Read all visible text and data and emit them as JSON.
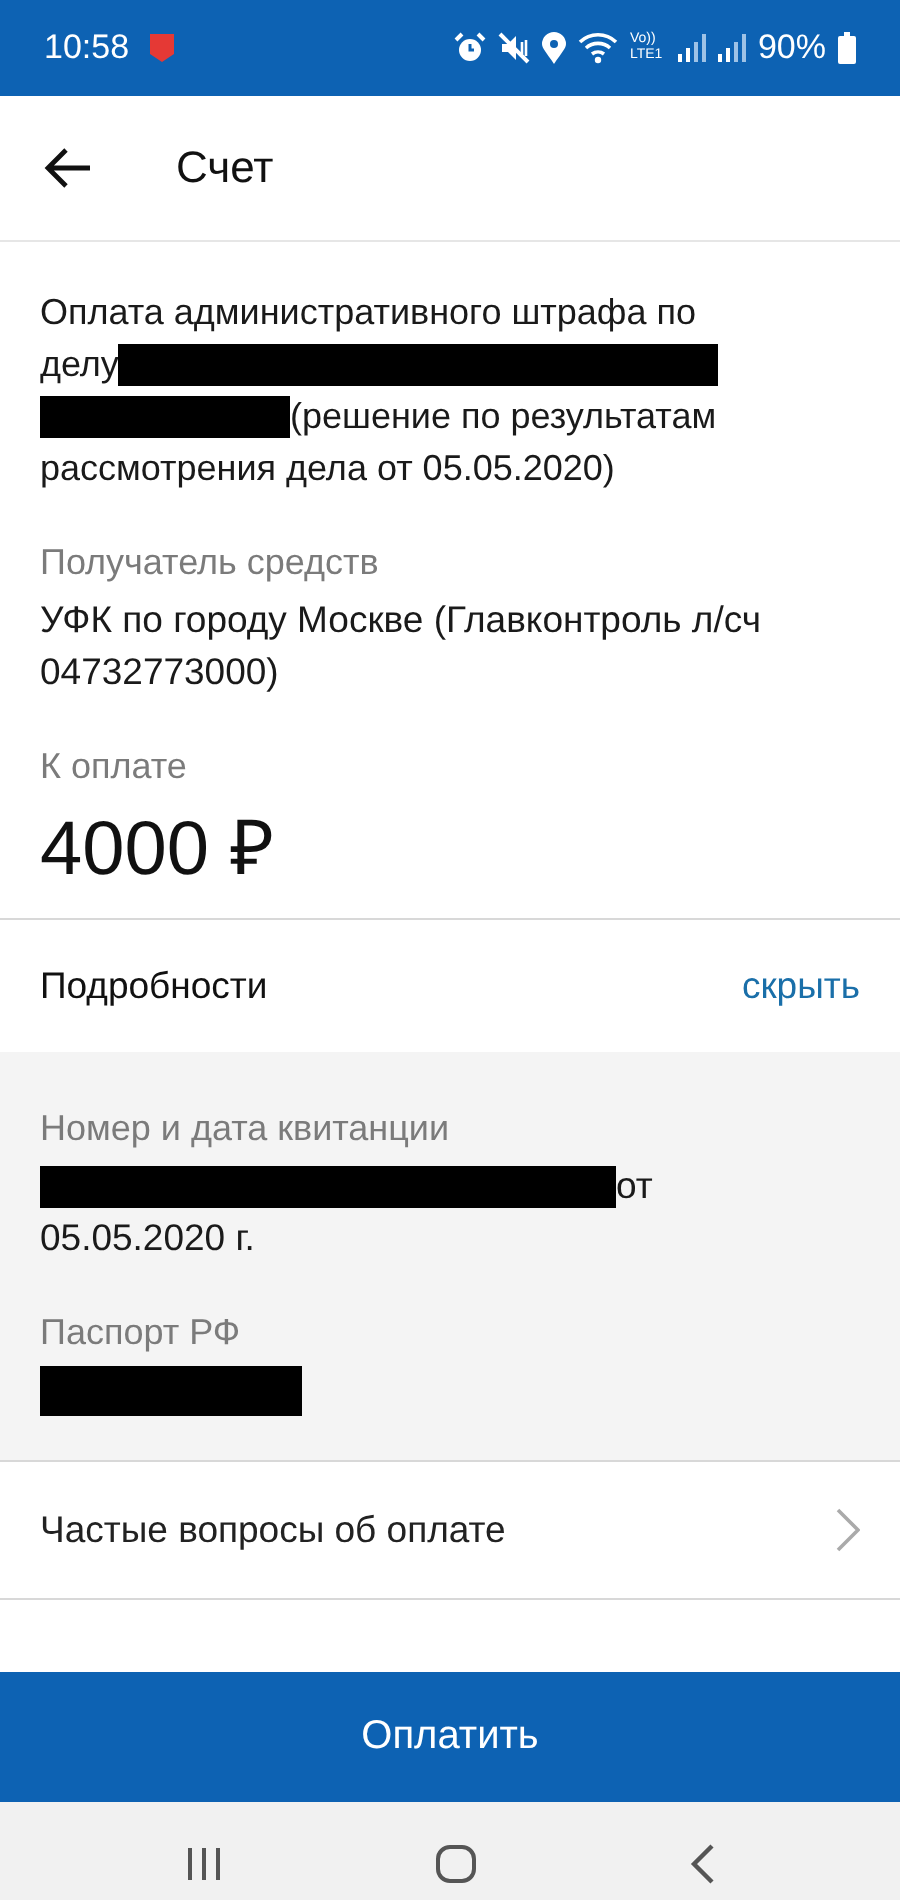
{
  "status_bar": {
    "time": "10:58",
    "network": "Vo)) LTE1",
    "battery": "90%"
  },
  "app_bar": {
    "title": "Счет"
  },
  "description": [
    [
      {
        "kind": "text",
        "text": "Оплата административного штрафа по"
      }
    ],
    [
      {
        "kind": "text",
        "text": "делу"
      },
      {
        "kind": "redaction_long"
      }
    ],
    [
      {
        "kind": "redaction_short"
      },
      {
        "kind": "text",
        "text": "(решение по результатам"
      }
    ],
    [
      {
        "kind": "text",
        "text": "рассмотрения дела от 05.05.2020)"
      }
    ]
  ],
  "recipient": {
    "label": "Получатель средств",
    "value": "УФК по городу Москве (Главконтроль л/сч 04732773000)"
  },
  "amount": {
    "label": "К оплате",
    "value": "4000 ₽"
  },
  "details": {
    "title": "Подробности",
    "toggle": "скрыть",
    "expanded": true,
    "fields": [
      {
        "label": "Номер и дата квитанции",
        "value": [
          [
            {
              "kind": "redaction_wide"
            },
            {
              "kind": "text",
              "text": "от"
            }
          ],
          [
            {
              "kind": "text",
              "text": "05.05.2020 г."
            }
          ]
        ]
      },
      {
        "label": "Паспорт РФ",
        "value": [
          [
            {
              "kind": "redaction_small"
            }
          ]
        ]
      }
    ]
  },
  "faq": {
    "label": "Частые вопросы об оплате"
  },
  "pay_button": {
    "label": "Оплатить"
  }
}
----
▶ [WRITTEN TASK]: Copy every line that includes the string "label" from the material above.

▶ [REPLY]:
    "label": "Получатель средств",
    "label": "К оплате",
        "label": "Номер и дата квитанции",
        "label": "Паспорт РФ",
    "label": "Частые вопросы об оплате"
    "label": "Оплатить"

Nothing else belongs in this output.